§ Data entries
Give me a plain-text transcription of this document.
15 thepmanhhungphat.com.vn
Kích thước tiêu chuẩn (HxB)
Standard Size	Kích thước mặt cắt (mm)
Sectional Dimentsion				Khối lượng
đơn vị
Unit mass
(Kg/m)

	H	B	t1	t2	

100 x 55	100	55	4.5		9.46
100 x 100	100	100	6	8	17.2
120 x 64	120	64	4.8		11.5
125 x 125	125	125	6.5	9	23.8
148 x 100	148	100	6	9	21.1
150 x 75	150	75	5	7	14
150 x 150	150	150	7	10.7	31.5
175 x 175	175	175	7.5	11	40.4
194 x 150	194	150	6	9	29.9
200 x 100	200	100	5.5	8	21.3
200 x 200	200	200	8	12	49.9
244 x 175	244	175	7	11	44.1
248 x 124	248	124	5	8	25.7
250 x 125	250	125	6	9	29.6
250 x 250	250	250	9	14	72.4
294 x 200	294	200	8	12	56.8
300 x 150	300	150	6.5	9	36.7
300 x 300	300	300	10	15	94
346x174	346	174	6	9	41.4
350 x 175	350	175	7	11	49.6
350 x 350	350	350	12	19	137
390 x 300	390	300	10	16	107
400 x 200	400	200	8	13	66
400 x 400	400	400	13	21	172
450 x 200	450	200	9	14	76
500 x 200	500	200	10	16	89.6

§ Exercise brief
Your answer should be only the number of lines that hold the word "thước".

§ Solution for this problem
2